#### Materials provided
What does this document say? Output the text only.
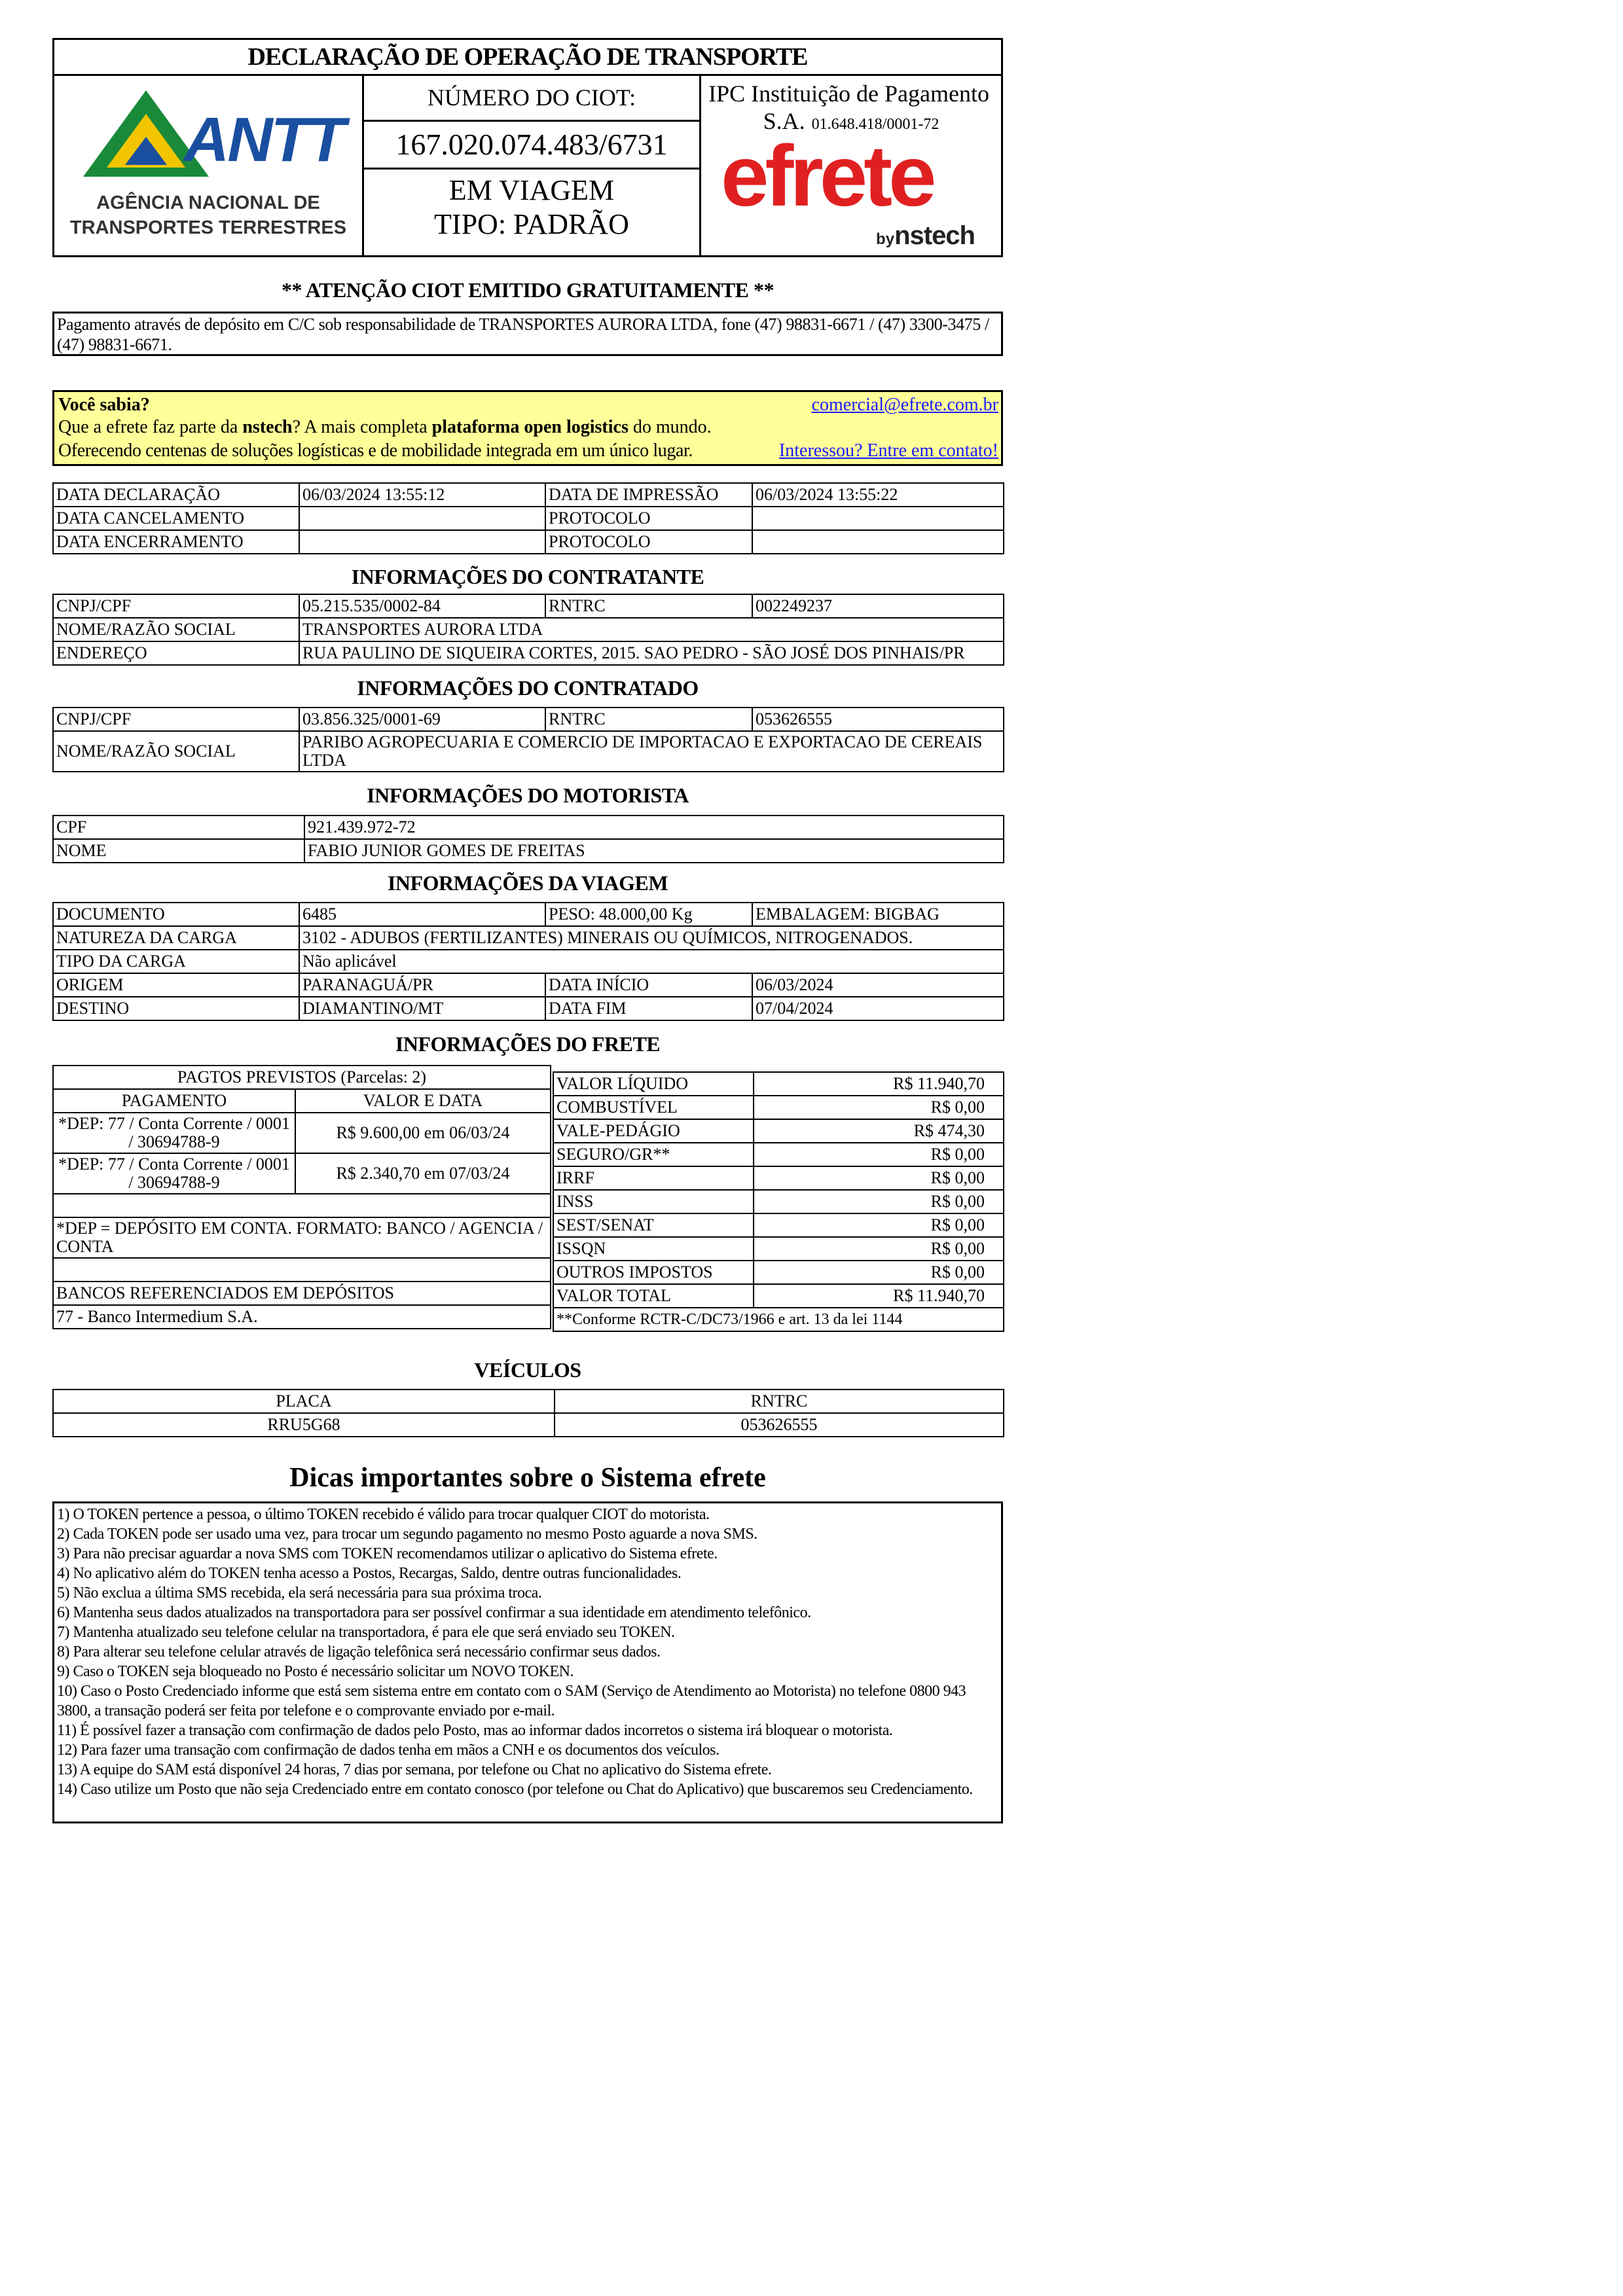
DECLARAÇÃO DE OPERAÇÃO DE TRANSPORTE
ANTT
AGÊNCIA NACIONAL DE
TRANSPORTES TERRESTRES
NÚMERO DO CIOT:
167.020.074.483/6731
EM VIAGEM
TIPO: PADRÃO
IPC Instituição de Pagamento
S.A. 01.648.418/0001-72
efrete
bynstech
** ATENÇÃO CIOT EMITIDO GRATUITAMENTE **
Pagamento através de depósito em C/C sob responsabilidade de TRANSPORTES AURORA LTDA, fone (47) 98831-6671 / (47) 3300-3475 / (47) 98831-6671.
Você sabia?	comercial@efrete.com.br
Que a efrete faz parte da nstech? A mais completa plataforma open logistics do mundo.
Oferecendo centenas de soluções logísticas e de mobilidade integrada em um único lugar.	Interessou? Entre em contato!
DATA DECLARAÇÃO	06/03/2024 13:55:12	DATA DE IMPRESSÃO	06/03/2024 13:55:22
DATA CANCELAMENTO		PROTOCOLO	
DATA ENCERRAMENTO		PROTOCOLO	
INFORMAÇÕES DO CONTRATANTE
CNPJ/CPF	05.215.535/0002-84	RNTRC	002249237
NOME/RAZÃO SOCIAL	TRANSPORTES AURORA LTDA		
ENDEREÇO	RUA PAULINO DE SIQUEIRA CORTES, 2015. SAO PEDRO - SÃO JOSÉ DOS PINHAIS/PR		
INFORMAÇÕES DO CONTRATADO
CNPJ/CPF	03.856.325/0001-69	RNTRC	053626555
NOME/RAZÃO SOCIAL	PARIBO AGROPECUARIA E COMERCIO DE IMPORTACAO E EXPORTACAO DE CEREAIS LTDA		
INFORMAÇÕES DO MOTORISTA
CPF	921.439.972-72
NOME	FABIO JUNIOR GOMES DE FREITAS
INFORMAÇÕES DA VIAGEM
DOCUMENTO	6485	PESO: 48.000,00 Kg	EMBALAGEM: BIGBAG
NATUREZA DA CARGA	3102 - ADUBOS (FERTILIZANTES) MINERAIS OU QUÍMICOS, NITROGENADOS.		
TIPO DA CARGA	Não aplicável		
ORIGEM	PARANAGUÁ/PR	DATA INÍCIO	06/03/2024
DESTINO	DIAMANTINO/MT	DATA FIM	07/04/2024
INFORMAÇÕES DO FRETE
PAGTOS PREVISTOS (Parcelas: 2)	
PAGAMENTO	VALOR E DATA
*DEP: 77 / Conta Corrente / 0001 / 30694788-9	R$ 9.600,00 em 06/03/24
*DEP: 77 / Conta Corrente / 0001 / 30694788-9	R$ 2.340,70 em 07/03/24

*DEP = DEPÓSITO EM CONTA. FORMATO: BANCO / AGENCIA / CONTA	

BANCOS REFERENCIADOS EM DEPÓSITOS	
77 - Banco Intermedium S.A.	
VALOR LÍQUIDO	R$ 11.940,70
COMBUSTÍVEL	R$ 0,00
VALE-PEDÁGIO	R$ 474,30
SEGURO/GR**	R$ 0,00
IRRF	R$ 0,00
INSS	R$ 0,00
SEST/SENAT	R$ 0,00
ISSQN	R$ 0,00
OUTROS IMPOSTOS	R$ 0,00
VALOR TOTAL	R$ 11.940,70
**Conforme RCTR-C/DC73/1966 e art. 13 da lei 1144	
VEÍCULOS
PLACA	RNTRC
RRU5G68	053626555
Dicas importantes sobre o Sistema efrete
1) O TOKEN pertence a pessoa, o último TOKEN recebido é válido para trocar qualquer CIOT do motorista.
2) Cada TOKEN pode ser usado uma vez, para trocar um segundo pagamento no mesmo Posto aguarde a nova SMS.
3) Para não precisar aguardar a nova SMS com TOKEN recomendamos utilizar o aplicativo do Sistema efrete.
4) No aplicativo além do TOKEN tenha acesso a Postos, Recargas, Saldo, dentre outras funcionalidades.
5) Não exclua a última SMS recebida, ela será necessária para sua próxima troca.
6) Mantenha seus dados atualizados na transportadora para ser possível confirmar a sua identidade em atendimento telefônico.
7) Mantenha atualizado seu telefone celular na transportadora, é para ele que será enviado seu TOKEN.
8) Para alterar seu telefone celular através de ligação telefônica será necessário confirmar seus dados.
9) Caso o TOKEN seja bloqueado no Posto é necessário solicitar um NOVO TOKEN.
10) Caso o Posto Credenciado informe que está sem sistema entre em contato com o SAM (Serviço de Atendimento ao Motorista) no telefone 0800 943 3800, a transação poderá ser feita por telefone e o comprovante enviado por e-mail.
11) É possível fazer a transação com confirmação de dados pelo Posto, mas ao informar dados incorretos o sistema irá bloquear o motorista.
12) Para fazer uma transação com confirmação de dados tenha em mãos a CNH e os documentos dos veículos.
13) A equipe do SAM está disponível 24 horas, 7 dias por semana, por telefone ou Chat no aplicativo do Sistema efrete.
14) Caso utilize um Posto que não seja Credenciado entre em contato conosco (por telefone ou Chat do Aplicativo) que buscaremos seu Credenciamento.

#### Problem requirements
Filter the entries above down to the lines containing the word "PROTOCOLO".

#### Written response
DATA CANCELAMENTO		PROTOCOLO	
DATA ENCERRAMENTO		PROTOCOLO	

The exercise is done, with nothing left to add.